**Data excerpts:**

:::::

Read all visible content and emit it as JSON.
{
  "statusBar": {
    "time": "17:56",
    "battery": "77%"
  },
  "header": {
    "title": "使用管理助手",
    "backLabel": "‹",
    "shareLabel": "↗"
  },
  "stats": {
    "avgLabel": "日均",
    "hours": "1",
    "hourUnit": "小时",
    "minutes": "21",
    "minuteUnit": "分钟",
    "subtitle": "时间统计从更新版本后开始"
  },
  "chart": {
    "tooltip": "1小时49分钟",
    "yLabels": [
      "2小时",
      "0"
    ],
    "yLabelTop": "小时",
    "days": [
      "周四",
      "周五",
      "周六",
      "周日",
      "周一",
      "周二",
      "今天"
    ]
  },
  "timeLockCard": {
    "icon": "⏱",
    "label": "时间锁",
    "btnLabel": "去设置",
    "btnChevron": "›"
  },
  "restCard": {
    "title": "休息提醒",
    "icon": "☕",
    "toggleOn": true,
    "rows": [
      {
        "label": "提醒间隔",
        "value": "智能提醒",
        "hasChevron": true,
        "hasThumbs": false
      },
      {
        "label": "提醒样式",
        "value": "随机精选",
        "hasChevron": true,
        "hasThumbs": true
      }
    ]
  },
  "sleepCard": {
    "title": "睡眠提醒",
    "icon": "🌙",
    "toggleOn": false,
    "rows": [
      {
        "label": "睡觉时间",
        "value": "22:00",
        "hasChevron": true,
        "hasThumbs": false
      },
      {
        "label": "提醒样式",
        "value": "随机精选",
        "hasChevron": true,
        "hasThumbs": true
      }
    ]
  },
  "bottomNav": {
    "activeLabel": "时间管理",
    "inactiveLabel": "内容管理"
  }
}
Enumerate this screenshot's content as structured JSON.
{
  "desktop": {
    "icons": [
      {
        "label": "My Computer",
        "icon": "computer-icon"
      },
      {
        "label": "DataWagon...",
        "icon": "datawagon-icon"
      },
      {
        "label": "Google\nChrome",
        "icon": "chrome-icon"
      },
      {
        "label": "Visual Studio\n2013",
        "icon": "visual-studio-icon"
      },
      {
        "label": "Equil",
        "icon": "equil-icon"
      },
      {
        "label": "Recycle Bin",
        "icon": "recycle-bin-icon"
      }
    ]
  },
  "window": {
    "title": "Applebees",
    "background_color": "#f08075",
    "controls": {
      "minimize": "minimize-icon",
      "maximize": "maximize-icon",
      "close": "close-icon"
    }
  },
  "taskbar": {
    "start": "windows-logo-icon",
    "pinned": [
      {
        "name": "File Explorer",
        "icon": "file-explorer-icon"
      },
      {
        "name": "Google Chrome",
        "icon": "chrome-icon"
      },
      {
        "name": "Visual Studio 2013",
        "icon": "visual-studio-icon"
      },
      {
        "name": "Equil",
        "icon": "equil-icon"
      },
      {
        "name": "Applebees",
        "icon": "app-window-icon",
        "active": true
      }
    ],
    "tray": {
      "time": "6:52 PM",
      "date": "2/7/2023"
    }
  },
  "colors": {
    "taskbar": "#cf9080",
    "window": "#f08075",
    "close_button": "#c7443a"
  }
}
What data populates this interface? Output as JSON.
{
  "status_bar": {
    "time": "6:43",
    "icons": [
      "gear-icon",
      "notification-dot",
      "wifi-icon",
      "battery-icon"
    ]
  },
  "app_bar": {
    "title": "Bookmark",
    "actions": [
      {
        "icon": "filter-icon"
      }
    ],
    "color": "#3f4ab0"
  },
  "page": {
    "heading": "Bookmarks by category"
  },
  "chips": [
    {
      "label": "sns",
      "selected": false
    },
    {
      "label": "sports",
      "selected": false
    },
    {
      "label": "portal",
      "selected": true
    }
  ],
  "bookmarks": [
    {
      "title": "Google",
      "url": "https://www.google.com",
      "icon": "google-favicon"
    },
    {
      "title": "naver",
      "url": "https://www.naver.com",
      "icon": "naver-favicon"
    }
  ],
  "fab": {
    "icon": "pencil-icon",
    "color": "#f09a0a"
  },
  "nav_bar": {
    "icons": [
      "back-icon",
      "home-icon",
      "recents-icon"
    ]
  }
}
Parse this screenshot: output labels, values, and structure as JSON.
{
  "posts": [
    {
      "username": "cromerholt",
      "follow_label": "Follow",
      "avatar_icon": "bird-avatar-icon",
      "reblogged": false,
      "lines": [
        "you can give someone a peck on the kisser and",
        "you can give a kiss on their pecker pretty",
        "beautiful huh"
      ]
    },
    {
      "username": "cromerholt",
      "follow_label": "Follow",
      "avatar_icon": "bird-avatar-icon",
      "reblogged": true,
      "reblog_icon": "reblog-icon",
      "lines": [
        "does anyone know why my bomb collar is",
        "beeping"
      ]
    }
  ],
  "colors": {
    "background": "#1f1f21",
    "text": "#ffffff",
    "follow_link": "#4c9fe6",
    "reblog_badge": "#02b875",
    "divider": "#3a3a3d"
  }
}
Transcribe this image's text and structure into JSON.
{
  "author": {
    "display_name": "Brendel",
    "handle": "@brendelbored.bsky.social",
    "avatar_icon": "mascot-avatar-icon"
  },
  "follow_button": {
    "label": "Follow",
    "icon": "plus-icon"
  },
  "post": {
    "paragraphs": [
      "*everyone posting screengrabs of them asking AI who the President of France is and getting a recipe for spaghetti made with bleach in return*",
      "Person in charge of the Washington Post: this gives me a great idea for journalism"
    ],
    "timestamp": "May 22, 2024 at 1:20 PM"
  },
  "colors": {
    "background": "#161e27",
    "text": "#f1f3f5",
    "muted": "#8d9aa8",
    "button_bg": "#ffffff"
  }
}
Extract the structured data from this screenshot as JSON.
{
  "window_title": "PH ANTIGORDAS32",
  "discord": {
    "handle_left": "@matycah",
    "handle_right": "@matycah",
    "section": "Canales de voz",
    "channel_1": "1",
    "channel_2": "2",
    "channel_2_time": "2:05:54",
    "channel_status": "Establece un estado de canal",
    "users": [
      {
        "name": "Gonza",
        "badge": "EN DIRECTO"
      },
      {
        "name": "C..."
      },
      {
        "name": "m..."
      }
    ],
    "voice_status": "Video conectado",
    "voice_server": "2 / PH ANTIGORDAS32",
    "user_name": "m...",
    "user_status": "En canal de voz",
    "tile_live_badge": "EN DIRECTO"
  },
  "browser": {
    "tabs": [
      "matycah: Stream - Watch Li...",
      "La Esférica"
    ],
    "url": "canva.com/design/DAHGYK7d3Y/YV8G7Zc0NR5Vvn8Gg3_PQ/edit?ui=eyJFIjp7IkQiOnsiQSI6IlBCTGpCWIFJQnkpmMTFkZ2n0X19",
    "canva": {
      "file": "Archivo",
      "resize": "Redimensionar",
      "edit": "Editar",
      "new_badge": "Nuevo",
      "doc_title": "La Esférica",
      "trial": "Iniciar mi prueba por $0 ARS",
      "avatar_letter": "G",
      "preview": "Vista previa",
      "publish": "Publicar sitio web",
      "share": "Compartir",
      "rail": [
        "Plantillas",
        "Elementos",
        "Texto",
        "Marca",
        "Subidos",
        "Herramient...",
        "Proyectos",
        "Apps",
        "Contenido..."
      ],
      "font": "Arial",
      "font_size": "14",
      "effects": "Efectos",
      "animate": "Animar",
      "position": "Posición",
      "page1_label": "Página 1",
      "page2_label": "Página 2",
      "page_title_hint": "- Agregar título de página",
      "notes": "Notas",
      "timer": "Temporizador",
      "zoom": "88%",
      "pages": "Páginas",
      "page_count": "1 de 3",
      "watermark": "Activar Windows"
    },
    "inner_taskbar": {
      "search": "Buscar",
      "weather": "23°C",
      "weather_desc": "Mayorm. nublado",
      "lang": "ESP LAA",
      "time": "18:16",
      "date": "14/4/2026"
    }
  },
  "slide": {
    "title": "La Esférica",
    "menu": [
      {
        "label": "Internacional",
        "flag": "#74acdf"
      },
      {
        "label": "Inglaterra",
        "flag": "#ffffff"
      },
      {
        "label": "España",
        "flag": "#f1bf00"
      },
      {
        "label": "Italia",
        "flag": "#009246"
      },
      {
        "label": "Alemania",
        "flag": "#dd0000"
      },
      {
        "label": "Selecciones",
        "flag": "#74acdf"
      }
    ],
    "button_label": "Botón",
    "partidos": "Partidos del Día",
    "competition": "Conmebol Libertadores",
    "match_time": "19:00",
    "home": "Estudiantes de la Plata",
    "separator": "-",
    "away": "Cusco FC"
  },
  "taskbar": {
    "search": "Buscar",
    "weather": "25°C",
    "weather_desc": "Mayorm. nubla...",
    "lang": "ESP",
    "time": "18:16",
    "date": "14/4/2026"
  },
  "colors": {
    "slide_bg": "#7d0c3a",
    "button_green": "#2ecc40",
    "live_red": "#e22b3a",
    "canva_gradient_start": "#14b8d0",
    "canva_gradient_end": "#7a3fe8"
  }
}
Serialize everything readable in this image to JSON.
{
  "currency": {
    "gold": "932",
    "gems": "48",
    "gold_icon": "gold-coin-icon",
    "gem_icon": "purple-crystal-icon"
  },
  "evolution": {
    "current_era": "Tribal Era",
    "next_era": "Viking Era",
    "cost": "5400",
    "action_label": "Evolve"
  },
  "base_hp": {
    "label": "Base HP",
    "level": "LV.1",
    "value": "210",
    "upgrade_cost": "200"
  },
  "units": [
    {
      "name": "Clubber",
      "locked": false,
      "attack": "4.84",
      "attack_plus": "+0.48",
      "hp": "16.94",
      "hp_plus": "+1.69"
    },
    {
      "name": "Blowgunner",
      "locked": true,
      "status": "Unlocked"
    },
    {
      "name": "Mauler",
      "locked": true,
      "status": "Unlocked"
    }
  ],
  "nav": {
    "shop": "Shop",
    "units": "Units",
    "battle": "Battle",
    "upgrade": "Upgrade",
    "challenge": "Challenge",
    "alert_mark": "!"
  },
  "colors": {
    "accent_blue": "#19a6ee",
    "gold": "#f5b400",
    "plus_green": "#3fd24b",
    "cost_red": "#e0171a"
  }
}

:::::

**TASK DETAILS:**
Sift through the entries and copy every line with "ffffff".

**EXERCISE ANSWER:**
    "text": "#ffffff",
    "button_bg": "#ffffff"
        "flag": "#ffffff"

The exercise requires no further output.